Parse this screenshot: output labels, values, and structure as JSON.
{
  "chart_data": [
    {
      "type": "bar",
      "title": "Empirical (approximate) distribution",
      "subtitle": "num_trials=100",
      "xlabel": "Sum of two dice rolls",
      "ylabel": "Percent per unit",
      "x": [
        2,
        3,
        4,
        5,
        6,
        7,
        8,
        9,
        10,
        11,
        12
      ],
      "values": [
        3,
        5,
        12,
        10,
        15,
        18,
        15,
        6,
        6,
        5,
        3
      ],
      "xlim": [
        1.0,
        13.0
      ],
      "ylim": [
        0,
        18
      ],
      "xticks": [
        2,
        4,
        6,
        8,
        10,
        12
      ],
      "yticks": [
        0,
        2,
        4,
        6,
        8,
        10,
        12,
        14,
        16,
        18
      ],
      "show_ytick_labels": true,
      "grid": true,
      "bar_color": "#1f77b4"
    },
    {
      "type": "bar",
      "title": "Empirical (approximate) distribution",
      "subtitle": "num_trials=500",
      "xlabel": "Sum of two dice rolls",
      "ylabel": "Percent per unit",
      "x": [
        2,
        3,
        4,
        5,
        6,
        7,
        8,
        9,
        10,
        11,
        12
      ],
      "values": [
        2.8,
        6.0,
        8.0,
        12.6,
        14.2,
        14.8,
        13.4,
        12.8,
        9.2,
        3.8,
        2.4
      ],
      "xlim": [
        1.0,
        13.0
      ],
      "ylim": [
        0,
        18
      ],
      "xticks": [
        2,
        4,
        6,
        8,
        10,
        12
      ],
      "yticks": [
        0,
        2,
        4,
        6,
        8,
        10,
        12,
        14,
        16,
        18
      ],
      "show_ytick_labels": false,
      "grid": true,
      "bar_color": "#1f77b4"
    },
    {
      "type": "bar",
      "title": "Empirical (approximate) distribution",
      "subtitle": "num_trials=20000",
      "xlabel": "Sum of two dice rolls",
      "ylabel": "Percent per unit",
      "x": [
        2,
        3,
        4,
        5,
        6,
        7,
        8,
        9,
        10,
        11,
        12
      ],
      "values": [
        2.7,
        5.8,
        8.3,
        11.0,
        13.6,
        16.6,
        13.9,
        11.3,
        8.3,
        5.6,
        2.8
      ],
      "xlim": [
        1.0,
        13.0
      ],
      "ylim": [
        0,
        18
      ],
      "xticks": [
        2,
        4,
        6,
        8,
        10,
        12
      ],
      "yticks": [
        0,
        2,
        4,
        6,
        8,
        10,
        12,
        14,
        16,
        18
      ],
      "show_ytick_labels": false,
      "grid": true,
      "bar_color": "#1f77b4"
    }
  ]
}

+-------+

Written exercise:
The data above must be returned in full, exactly as written.

Answer for the task:
Parse this screenshot: output labels, values, and structure as JSON.
{
  "chart_data": [
    {
      "type": "bar",
      "title": "Empirical (approximate) distribution",
      "subtitle": "num_trials=100",
      "xlabel": "Sum of two dice rolls",
      "ylabel": "Percent per unit",
      "x": [
        2,
        3,
        4,
        5,
        6,
        7,
        8,
        9,
        10,
        11,
        12
      ],
      "values": [
        3,
        5,
        12,
        10,
        15,
        18,
        15,
        6,
        6,
        5,
        3
      ],
      "xlim": [
        1.0,
        13.0
      ],
      "ylim": [
        0,
        18
      ],
      "xticks": [
        2,
        4,
        6,
        8,
        10,
        12
      ],
      "yticks": [
        0,
        2,
        4,
        6,
        8,
        10,
        12,
        14,
        16,
        18
      ],
      "show_ytick_labels": true,
      "grid": true,
      "bar_color": "#1f77b4"
    },
    {
      "type": "bar",
      "title": "Empirical (approximate) distribution",
      "subtitle": "num_trials=500",
      "xlabel": "Sum of two dice rolls",
      "ylabel": "Percent per unit",
      "x": [
        2,
        3,
        4,
        5,
        6,
        7,
        8,
        9,
        10,
        11,
        12
      ],
      "values": [
        2.8,
        6.0,
        8.0,
        12.6,
        14.2,
        14.8,
        13.4,
        12.8,
        9.2,
        3.8,
        2.4
      ],
      "xlim": [
        1.0,
        13.0
      ],
      "ylim": [
        0,
        18
      ],
      "xticks": [
        2,
        4,
        6,
        8,
        10,
        12
      ],
      "yticks": [
        0,
        2,
        4,
        6,
        8,
        10,
        12,
        14,
        16,
        18
      ],
      "show_ytick_labels": false,
      "grid": true,
      "bar_color": "#1f77b4"
    },
    {
      "type": "bar",
      "title": "Empirical (approximate) distribution",
      "subtitle": "num_trials=20000",
      "xlabel": "Sum of two dice rolls",
      "ylabel": "Percent per unit",
      "x": [
        2,
        3,
        4,
        5,
        6,
        7,
        8,
        9,
        10,
        11,
        12
      ],
      "values": [
        2.7,
        5.8,
        8.3,
        11.0,
        13.6,
        16.6,
        13.9,
        11.3,
        8.3,
        5.6,
        2.8
      ],
      "xlim": [
        1.0,
        13.0
      ],
      "ylim": [
        0,
        18
      ],
      "xticks": [
        2,
        4,
        6,
        8,
        10,
        12
      ],
      "yticks": [
        0,
        2,
        4,
        6,
        8,
        10,
        12,
        14,
        16,
        18
      ],
      "show_ytick_labels": false,
      "grid": true,
      "bar_color": "#1f77b4"
    }
  ]
}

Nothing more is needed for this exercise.